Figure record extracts
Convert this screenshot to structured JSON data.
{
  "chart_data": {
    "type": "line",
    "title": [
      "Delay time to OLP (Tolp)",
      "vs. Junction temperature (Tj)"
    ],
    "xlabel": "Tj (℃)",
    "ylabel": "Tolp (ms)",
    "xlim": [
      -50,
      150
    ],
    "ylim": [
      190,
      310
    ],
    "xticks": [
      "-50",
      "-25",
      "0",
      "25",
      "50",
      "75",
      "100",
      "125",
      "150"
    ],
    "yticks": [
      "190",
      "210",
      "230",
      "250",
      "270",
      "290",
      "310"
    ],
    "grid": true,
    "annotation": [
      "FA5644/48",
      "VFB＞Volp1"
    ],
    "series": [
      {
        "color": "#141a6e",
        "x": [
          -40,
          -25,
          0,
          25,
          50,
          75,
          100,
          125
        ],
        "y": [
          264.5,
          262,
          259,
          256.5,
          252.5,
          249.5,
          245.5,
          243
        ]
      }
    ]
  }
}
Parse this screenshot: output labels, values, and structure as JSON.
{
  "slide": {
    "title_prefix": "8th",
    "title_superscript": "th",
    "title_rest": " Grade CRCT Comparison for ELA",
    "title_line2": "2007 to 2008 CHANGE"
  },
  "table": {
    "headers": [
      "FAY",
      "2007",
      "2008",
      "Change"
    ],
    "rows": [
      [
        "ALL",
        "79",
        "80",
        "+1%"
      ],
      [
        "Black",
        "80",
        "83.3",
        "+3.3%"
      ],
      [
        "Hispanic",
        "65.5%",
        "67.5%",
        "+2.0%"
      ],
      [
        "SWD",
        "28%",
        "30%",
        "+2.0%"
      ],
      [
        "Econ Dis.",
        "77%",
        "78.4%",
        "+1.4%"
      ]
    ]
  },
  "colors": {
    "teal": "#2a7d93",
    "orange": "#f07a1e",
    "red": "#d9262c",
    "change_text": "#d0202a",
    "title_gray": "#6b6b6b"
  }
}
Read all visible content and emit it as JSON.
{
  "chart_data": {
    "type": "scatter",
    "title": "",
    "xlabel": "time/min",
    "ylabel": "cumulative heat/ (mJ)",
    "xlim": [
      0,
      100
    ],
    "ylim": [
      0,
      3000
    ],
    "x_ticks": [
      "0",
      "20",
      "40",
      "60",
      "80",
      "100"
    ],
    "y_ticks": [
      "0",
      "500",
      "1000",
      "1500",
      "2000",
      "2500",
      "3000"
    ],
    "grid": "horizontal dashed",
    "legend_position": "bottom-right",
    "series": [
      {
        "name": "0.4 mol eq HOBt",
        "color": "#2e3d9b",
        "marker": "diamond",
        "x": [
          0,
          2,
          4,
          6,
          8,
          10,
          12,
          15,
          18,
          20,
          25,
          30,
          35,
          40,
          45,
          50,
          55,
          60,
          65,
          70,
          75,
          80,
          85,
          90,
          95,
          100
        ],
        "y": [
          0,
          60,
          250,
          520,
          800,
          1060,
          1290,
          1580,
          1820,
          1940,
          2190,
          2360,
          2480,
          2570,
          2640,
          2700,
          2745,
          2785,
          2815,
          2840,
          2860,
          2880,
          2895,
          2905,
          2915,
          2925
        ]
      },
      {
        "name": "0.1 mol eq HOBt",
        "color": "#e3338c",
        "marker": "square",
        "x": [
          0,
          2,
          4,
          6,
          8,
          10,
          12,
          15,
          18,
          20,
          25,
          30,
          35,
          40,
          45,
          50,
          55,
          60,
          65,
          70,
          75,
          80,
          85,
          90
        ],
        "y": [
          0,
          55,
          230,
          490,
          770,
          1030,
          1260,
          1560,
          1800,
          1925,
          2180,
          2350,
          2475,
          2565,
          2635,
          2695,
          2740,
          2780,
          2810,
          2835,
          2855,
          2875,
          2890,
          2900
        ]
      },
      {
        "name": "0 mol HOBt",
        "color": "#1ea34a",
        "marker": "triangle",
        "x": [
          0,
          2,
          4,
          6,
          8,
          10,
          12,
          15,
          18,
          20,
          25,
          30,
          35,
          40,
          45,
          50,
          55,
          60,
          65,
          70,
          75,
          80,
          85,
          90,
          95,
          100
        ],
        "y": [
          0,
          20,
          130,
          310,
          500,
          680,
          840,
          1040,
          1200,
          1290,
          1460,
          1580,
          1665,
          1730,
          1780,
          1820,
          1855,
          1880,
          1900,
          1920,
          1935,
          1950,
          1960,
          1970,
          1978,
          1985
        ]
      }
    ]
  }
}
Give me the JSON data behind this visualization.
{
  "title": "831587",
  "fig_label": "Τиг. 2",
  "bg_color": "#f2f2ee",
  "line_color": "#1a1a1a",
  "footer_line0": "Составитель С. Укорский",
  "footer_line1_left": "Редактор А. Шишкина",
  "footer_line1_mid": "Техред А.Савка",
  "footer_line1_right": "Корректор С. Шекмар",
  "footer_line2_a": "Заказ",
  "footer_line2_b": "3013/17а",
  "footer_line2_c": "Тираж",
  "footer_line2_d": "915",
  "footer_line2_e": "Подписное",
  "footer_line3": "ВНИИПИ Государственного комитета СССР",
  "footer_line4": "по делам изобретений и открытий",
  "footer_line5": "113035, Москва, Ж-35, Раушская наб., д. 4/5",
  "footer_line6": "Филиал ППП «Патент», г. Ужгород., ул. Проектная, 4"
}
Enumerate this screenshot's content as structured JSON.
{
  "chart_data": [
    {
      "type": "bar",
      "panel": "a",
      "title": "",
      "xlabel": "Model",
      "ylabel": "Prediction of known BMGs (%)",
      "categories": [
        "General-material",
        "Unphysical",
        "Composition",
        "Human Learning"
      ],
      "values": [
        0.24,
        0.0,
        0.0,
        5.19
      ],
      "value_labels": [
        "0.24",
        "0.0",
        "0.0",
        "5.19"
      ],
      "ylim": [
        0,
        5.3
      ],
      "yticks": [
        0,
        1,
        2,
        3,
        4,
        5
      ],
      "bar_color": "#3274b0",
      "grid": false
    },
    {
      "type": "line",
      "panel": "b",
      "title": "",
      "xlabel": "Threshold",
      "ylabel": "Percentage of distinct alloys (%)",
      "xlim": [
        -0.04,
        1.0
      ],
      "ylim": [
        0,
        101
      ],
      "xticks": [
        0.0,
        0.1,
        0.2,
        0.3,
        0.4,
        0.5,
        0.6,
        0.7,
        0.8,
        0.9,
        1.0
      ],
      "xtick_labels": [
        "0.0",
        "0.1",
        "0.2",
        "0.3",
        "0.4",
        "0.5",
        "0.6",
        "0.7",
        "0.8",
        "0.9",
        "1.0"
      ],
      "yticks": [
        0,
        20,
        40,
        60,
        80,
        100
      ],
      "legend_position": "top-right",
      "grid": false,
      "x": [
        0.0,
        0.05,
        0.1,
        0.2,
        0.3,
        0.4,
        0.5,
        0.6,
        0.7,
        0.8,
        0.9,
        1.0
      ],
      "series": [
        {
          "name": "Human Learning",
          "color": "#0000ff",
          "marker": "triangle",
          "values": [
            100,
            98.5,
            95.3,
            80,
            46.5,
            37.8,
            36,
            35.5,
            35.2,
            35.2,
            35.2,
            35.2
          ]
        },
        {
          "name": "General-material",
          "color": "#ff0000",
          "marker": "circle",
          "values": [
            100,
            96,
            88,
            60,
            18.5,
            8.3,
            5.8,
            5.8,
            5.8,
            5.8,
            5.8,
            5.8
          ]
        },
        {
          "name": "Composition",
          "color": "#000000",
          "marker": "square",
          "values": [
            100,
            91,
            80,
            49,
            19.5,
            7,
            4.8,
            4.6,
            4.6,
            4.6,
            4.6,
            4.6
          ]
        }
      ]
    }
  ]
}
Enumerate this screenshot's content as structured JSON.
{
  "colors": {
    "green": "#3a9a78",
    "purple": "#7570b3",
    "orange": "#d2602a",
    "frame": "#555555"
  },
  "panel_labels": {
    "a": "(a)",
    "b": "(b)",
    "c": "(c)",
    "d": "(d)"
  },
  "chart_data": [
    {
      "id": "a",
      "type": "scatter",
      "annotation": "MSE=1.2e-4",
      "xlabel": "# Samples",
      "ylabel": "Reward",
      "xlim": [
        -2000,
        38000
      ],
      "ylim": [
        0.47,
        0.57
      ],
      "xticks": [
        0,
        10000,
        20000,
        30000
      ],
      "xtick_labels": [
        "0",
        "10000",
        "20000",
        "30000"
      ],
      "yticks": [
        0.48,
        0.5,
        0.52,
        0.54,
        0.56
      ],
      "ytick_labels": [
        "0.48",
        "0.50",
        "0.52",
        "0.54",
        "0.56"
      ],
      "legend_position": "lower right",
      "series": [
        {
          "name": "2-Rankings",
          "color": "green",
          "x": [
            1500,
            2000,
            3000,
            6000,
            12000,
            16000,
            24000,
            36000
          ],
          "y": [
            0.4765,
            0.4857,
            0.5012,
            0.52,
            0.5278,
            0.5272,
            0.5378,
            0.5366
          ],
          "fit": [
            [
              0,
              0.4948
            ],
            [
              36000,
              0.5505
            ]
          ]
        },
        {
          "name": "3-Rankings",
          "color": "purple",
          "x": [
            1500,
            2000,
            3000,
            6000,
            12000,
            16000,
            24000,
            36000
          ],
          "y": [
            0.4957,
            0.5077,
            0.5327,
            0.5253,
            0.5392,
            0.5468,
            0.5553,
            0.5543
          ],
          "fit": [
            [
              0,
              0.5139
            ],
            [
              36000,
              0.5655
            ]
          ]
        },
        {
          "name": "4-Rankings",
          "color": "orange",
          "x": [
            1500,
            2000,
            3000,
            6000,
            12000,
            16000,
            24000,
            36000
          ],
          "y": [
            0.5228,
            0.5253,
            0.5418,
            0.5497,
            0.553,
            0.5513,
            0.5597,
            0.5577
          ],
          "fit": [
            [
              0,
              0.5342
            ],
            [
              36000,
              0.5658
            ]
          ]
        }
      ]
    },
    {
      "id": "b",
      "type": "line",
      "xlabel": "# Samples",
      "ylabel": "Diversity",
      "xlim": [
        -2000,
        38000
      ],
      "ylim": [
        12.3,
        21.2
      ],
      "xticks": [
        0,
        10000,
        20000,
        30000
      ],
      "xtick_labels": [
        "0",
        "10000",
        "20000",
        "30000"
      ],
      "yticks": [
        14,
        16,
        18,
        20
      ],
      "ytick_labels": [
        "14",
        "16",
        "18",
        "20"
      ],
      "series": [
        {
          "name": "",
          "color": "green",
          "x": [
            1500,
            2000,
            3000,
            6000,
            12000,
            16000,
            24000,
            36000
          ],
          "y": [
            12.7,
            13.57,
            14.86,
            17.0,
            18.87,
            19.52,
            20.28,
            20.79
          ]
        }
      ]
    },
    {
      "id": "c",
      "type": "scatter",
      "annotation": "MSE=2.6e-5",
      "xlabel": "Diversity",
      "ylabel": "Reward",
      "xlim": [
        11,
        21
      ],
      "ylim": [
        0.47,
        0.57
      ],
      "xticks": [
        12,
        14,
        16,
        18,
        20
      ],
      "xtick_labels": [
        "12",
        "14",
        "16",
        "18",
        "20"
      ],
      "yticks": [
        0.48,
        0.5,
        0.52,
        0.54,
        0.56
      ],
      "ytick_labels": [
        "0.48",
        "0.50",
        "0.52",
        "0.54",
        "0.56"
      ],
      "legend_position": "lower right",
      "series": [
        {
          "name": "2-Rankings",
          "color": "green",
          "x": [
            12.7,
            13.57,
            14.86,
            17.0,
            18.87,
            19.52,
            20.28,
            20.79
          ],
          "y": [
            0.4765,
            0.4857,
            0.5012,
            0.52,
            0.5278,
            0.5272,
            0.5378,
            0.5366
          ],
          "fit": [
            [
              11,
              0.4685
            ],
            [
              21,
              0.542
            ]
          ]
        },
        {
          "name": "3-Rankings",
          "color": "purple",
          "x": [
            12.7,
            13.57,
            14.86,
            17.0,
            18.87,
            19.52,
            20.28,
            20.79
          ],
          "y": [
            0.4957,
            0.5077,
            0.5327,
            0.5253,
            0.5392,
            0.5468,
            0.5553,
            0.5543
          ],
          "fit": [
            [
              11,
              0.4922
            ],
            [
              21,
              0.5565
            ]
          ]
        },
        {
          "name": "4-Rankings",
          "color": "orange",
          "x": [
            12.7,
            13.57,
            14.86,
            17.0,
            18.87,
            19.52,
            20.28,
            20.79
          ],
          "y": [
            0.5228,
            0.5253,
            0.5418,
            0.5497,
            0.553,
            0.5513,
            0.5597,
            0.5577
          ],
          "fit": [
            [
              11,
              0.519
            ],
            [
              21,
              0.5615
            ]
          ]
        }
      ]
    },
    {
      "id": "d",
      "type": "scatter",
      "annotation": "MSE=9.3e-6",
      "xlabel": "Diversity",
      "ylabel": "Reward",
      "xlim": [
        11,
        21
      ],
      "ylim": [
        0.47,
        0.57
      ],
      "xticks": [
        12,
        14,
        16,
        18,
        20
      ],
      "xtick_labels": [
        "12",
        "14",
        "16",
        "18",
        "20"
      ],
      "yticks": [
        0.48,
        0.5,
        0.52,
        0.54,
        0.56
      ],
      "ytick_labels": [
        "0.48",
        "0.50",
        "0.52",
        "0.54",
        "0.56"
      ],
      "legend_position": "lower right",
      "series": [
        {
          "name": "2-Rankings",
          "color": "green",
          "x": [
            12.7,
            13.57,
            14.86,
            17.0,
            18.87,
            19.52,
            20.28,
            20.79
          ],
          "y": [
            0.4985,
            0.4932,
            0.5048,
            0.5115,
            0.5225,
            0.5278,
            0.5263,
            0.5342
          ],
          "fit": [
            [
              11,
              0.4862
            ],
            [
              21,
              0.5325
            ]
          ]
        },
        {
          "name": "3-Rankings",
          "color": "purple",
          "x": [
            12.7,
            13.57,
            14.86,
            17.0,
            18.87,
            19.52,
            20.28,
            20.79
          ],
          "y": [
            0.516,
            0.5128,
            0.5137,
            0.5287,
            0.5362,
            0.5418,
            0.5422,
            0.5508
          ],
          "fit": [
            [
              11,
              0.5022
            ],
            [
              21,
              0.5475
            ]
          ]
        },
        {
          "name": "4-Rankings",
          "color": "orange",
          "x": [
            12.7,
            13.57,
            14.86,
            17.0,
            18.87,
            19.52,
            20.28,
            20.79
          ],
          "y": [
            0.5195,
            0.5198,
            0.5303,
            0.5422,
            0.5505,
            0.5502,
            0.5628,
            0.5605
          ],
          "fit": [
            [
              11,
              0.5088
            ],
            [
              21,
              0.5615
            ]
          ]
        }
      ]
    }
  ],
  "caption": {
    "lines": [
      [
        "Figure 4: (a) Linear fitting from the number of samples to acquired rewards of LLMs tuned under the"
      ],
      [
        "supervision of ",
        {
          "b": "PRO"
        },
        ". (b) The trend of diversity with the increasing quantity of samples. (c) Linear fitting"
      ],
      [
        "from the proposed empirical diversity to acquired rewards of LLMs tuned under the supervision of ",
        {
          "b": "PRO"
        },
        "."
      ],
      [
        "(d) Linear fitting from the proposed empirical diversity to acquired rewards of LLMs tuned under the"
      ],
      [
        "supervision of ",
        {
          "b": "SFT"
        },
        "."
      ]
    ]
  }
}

## Request
Leave out every line without the string "marker" and copy the rest.

## Response to the exercise
        "marker": "diamond",
        "marker": "square",
        "marker": "triangle",
          "marker": "triangle",
          "marker": "circle",
          "marker": "square",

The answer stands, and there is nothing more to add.